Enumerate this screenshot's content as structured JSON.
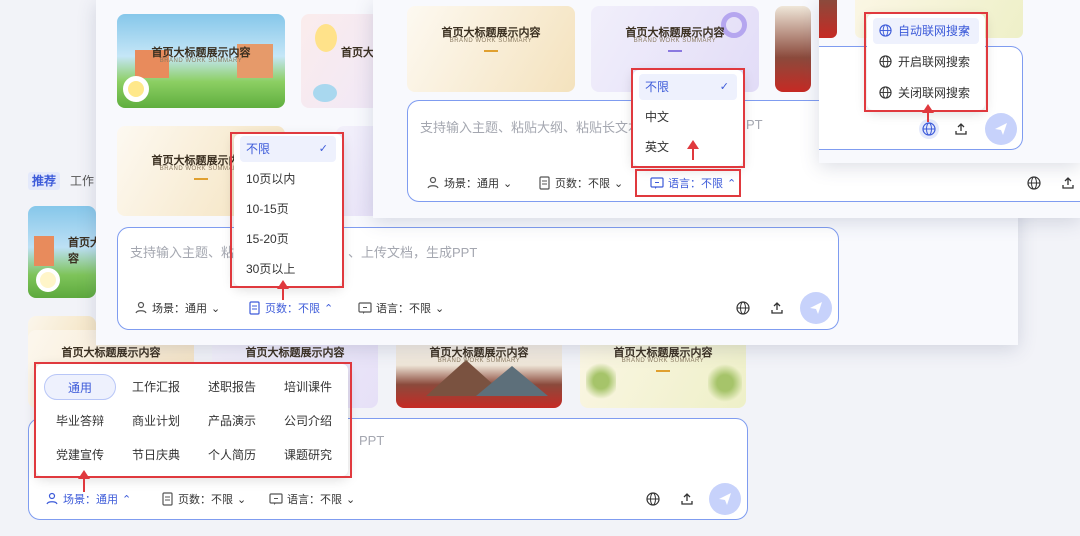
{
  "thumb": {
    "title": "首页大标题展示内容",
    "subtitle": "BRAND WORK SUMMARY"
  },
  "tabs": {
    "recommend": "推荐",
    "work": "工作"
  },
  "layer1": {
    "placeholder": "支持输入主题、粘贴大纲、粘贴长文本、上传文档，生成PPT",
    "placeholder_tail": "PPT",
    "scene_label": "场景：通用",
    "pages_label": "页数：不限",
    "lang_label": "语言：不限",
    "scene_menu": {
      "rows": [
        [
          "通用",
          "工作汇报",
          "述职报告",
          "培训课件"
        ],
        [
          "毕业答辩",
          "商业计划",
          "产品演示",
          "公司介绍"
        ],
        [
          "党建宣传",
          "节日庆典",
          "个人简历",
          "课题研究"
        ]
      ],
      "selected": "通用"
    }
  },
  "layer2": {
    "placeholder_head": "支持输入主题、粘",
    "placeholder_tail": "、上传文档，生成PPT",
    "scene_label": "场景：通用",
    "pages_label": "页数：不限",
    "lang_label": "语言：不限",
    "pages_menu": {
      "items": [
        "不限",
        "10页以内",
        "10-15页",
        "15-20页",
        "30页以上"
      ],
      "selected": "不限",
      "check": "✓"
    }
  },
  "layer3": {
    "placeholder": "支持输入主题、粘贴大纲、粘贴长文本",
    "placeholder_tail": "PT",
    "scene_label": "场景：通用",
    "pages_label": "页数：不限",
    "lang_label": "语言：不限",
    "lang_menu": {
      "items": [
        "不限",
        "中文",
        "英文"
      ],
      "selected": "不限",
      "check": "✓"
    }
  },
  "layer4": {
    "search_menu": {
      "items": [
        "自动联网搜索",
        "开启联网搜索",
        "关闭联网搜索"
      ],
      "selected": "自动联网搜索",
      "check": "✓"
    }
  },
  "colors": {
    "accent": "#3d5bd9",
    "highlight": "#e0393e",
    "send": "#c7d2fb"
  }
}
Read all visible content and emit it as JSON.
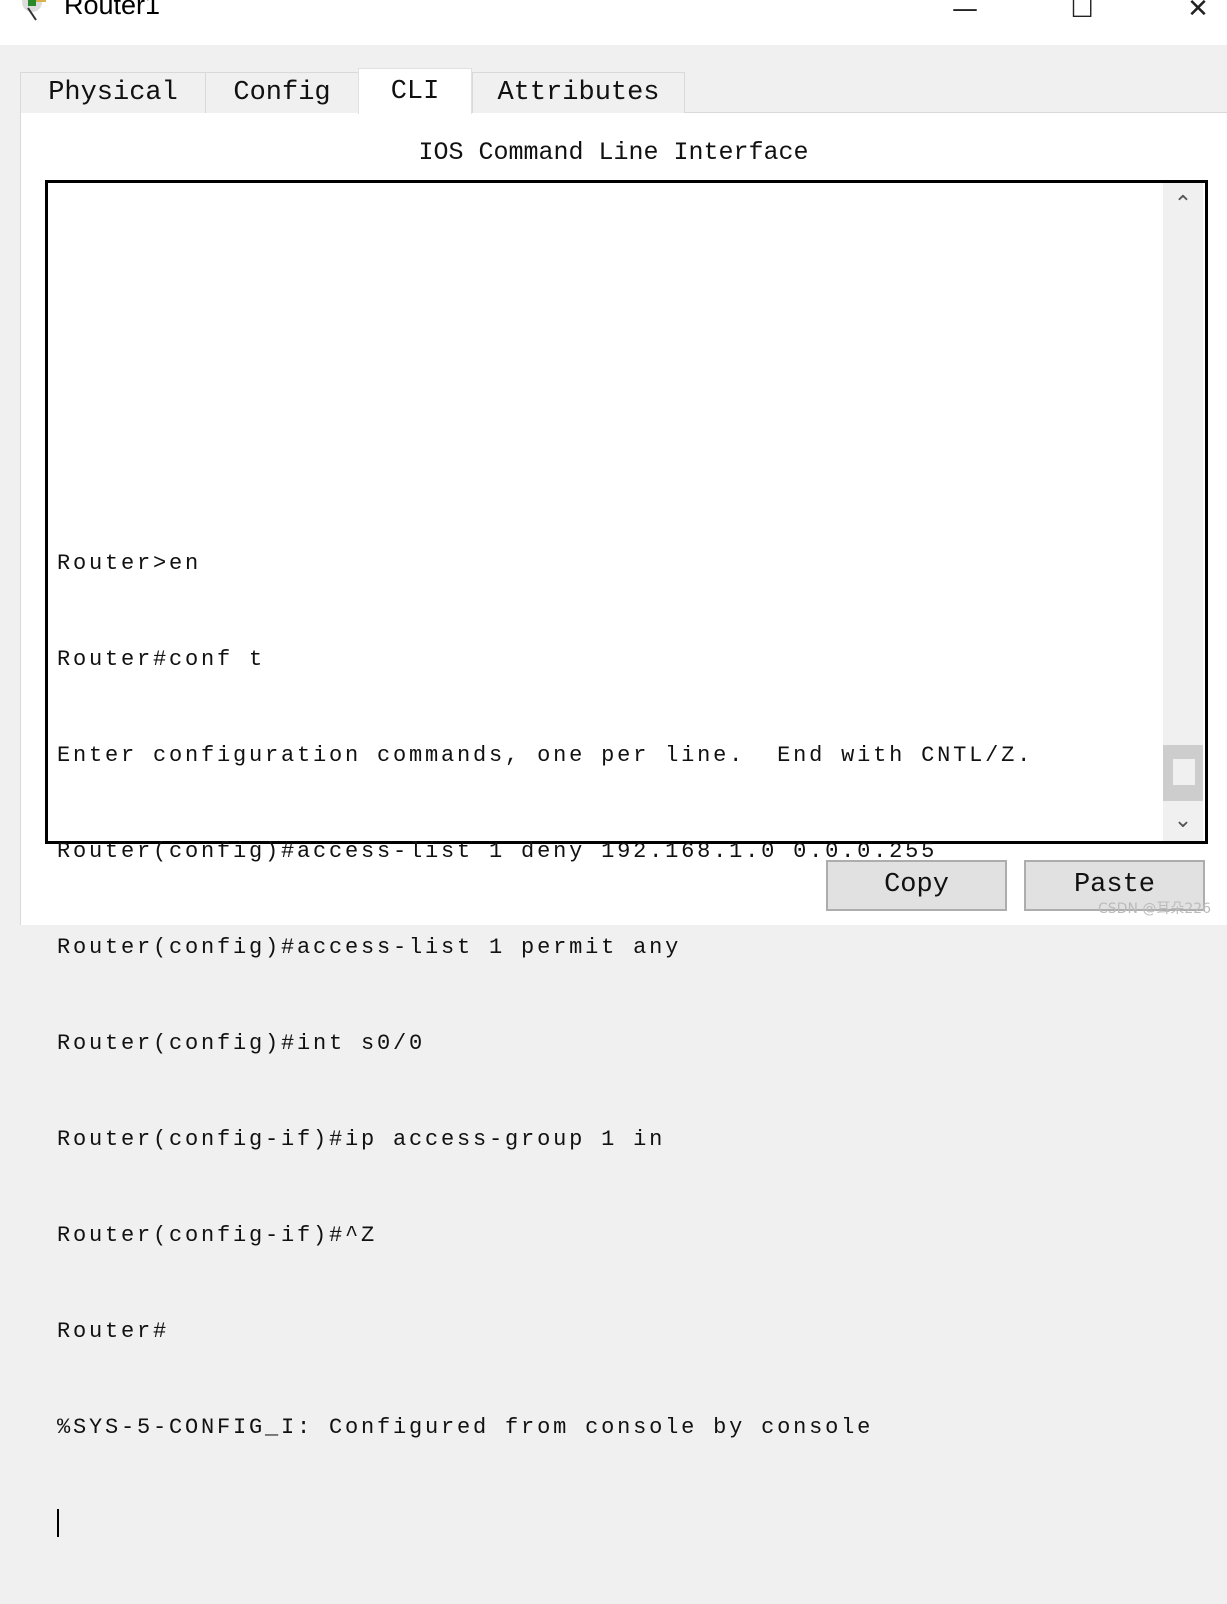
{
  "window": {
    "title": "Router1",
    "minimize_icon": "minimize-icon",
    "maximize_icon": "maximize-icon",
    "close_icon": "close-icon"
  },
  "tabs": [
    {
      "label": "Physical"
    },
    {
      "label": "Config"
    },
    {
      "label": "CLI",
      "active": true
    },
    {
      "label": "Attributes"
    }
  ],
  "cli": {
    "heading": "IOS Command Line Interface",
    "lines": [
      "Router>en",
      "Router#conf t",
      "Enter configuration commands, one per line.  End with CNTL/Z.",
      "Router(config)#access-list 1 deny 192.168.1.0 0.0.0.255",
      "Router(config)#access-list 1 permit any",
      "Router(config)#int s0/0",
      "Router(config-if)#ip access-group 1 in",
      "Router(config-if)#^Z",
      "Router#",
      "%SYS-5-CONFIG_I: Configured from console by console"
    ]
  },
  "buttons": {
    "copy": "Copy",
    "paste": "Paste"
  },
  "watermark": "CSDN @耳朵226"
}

------------------------------------------------------------

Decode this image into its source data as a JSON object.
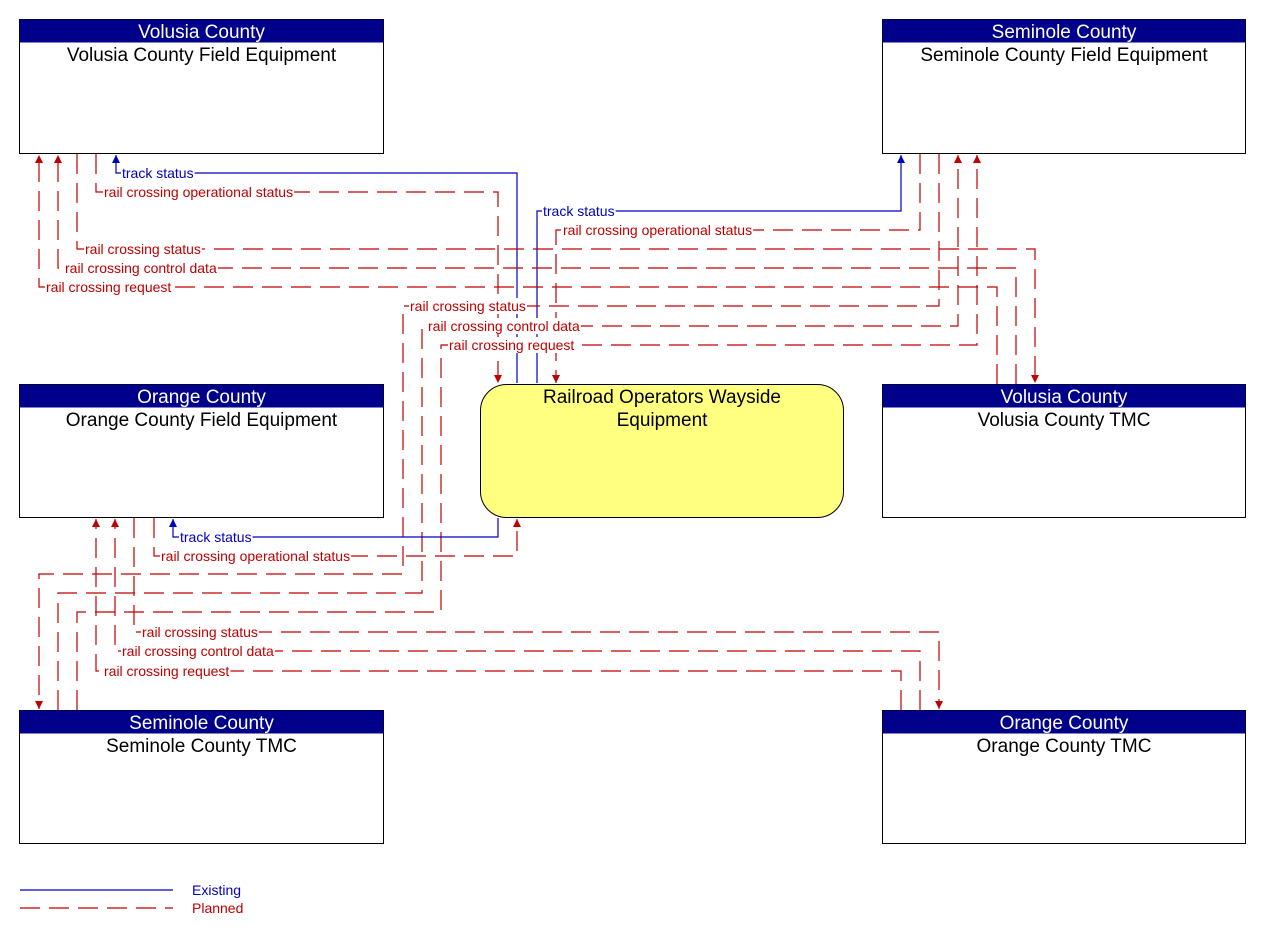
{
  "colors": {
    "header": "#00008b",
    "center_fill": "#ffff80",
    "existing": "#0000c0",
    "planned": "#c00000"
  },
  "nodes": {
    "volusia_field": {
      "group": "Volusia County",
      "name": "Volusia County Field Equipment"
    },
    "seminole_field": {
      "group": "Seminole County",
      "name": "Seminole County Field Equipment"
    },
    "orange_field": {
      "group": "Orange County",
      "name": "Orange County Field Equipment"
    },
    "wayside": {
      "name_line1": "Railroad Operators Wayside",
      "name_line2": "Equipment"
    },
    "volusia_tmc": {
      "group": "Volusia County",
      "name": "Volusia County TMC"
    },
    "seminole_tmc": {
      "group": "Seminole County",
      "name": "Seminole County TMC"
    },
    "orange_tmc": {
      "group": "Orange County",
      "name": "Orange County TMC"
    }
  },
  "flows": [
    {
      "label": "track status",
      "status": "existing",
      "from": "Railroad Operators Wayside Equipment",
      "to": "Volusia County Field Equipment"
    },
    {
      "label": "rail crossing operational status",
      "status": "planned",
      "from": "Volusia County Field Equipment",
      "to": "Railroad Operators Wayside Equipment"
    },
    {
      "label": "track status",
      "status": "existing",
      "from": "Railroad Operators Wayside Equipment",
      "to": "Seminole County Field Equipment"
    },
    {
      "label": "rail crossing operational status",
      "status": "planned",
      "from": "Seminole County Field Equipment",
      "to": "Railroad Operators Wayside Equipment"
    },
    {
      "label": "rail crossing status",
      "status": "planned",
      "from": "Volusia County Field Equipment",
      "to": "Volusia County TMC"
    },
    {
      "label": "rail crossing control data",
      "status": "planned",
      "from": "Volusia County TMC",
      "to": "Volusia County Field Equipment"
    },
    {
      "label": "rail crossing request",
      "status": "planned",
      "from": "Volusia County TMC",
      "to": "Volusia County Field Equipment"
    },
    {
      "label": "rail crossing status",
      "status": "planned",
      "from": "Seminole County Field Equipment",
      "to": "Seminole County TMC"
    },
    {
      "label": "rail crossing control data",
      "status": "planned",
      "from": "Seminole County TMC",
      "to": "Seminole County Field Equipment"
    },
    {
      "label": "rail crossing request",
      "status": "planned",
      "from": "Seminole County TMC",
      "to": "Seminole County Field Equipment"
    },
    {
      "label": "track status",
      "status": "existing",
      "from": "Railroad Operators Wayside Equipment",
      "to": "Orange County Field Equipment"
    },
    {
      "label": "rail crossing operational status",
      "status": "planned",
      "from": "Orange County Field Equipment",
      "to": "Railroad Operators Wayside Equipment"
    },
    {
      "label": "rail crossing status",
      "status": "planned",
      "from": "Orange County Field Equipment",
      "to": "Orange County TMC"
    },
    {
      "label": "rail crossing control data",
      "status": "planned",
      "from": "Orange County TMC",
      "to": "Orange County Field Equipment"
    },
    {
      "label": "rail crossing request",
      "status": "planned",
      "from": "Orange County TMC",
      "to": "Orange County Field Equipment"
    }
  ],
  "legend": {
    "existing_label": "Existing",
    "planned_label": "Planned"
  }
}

------------------------------------------------------------

TO DO: Extract each line from the entries above that contains the string "粘贴大纲".

SOLUTION:
    "placeholder": "支持输入主题、粘贴大纲、粘贴长文本、上传文档，生成PPT",
    "placeholder": "支持输入主题、粘贴大纲、粘贴长文本",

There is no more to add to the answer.